━━━ Given data
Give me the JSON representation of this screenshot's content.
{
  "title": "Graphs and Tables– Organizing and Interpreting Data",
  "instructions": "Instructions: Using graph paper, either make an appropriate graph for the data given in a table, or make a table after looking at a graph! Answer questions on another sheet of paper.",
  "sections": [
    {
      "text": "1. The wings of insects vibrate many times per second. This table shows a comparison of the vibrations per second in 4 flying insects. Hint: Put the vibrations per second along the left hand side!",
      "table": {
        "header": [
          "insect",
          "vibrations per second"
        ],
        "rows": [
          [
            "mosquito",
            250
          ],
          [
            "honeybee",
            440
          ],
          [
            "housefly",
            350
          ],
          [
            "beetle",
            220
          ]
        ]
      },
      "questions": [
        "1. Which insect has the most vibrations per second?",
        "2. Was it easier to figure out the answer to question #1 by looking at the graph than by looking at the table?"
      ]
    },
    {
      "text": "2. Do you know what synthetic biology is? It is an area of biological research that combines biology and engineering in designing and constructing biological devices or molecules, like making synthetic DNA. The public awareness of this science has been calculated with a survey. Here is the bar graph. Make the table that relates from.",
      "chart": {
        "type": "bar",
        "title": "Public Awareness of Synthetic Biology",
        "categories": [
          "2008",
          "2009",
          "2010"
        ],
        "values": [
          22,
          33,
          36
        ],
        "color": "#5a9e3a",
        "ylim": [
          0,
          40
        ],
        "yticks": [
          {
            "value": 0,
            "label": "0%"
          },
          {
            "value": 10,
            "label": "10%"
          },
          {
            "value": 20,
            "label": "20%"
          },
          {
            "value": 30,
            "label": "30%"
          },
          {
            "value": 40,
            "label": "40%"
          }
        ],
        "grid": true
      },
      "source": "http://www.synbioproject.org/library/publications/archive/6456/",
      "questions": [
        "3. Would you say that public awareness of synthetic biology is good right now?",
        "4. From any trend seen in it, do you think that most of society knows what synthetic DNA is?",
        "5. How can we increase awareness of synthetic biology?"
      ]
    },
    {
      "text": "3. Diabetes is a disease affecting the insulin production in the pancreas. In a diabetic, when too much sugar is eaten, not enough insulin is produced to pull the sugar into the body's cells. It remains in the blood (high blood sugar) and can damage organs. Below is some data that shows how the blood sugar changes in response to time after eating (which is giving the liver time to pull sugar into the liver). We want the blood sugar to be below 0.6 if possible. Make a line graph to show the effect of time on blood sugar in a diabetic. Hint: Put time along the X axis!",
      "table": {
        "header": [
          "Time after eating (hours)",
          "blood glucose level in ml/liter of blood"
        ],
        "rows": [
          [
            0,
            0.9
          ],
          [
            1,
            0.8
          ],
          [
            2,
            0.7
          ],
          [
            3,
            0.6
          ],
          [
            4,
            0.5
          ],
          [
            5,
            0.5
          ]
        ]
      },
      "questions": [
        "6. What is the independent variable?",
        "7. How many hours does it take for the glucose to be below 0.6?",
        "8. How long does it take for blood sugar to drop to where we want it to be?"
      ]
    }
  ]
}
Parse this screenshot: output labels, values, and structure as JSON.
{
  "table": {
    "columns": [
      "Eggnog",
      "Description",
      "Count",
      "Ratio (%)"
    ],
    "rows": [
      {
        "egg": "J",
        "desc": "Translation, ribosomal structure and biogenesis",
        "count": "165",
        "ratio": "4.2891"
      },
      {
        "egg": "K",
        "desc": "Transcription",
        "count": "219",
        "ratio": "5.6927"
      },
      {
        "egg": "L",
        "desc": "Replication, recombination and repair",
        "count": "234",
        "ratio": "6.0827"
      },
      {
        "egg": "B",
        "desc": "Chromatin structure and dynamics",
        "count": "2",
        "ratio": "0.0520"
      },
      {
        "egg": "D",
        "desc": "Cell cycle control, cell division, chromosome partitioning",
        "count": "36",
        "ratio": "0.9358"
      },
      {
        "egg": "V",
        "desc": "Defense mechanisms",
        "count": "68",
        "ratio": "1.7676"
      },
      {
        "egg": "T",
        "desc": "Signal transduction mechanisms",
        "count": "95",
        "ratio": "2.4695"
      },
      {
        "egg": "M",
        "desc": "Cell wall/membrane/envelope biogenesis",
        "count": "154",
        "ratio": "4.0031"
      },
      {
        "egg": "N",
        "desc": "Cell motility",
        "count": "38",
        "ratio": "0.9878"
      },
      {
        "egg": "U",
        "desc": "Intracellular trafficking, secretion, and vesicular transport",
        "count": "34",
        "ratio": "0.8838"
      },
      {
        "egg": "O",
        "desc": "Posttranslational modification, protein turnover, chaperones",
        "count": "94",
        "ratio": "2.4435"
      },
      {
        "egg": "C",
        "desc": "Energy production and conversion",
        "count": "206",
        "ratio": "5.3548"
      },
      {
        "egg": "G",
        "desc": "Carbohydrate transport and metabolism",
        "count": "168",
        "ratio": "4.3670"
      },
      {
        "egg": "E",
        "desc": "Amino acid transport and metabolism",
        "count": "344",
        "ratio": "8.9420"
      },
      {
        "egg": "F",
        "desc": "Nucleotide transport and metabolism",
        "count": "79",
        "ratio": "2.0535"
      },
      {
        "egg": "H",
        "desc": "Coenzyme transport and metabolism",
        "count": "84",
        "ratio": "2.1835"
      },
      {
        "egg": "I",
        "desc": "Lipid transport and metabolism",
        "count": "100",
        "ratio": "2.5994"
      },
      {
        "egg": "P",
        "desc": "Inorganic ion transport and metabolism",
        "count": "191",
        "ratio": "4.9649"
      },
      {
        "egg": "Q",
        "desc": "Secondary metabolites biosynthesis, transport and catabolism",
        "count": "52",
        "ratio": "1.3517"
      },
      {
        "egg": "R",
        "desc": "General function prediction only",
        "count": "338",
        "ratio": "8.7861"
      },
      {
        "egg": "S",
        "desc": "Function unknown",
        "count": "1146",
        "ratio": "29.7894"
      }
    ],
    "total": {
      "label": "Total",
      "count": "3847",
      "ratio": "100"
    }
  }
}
━━━━━━
━━━ Given data
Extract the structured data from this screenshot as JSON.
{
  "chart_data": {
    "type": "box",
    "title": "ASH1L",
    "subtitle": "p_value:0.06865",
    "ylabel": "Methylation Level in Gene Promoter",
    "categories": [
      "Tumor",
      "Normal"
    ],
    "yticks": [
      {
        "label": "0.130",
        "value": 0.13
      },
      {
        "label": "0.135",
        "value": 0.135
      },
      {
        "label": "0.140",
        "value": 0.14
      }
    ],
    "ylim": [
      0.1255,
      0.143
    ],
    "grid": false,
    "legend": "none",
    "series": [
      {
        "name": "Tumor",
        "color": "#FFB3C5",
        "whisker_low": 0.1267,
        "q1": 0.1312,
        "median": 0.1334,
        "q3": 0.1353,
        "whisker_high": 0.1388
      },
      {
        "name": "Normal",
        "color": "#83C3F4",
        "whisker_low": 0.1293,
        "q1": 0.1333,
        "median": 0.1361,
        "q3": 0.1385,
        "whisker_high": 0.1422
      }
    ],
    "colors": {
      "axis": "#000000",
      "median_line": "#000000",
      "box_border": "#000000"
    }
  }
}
━━━━━━
Work instruction:
Each line of the data in which the string "most" appears needs to be copied.

Exercise answer:
        "1. Which insect has the most vibrations per second?",
        "4. From any trend seen in it, do you think that most of society knows what synthetic DNA is?",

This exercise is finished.